(Stored records)
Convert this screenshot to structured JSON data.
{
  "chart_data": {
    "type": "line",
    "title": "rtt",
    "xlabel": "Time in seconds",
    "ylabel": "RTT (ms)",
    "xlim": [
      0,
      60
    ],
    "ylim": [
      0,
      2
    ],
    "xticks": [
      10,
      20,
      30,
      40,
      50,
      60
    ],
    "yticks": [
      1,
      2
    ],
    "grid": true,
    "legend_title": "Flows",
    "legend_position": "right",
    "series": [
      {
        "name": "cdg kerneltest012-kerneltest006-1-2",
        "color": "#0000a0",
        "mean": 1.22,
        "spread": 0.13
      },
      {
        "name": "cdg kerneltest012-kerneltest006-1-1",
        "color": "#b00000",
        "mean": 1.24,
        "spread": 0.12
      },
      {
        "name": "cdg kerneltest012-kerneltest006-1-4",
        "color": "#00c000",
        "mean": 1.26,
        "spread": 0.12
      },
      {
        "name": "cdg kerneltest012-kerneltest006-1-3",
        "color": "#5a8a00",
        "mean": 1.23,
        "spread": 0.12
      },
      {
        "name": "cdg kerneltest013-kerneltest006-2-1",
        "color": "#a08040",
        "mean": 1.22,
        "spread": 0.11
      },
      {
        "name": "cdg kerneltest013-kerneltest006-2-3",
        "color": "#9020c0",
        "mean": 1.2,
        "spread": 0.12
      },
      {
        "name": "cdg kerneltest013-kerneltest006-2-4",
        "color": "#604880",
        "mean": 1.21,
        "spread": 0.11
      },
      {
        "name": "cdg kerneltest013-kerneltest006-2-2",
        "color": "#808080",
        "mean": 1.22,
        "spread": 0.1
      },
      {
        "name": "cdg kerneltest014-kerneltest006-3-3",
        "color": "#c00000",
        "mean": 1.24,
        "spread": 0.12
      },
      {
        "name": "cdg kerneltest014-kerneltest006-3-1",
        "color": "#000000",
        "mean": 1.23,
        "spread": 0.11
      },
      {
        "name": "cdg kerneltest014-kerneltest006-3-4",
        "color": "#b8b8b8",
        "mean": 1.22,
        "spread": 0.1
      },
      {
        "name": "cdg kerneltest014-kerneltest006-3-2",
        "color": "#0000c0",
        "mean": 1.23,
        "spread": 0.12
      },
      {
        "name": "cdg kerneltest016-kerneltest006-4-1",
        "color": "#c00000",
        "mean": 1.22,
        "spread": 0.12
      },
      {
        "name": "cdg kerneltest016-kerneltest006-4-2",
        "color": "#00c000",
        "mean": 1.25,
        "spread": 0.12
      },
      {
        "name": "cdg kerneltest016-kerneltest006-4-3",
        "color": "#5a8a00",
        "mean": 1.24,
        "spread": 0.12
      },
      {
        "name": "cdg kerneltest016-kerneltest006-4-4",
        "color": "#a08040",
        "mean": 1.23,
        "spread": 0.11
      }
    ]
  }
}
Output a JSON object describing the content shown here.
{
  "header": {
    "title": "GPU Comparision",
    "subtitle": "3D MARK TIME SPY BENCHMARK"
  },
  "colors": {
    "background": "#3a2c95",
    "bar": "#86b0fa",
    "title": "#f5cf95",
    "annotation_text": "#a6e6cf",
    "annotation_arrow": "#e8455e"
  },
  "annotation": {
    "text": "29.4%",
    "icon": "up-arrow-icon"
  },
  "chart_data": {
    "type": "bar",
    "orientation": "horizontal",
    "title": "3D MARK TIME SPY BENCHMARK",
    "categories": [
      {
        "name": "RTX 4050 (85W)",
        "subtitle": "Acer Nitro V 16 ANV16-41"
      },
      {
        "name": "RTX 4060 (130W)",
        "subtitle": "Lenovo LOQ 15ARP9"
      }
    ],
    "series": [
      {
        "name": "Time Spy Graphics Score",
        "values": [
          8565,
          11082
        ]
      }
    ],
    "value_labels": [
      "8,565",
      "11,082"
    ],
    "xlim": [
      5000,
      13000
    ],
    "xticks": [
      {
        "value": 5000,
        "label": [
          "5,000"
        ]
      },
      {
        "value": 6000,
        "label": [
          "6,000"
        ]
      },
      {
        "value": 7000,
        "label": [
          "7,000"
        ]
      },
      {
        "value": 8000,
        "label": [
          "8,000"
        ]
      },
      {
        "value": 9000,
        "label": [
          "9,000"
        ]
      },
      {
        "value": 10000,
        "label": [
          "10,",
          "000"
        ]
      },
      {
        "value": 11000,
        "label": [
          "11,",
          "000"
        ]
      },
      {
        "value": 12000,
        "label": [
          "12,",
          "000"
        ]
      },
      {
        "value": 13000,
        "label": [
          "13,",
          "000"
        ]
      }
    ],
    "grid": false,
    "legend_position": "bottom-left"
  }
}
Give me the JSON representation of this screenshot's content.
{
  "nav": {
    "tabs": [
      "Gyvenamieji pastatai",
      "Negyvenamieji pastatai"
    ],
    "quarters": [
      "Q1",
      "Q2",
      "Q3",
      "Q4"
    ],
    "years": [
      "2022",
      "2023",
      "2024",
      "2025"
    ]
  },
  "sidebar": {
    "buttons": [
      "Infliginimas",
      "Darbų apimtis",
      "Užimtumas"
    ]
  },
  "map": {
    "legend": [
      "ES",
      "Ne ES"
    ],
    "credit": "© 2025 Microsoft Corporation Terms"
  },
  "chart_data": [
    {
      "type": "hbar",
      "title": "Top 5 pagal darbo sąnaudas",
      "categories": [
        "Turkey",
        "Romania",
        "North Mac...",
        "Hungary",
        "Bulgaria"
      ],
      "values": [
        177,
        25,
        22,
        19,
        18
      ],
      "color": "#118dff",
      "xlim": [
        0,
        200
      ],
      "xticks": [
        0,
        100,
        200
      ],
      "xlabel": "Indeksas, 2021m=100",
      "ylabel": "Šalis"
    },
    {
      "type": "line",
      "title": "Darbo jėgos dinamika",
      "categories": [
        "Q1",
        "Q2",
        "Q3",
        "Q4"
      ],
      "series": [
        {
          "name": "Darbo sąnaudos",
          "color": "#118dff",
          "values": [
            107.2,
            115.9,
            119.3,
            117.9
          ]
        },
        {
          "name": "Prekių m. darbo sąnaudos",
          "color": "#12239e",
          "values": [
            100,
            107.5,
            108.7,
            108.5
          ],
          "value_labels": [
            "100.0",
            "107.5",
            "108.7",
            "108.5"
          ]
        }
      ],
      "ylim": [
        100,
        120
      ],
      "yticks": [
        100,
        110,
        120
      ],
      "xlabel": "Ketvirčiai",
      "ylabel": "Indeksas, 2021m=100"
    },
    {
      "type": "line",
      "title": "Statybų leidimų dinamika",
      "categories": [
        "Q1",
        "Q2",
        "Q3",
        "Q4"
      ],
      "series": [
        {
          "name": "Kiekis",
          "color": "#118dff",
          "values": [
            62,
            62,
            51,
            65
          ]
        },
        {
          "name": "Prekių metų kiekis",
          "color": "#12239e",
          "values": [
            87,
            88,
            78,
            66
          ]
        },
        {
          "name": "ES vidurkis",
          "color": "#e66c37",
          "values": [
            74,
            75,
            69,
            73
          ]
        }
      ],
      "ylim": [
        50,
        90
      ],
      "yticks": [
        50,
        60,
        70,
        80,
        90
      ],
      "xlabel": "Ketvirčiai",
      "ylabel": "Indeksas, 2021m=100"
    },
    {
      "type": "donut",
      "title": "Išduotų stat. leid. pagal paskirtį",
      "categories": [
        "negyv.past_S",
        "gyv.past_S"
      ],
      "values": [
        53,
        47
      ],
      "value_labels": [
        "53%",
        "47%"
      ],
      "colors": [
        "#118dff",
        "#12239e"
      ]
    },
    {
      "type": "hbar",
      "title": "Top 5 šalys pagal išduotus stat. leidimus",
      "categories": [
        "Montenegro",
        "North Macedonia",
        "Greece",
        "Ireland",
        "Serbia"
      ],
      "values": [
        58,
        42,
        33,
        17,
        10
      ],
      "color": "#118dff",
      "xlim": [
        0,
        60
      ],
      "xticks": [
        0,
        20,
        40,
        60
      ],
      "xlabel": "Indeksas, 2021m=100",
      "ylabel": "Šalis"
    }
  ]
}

Problem to work on.
Extract all lines containing the word "dinamika".

Finished answer.
      "title": "Darbo jėgos dinamika",
      "title": "Statybų leidimų dinamika",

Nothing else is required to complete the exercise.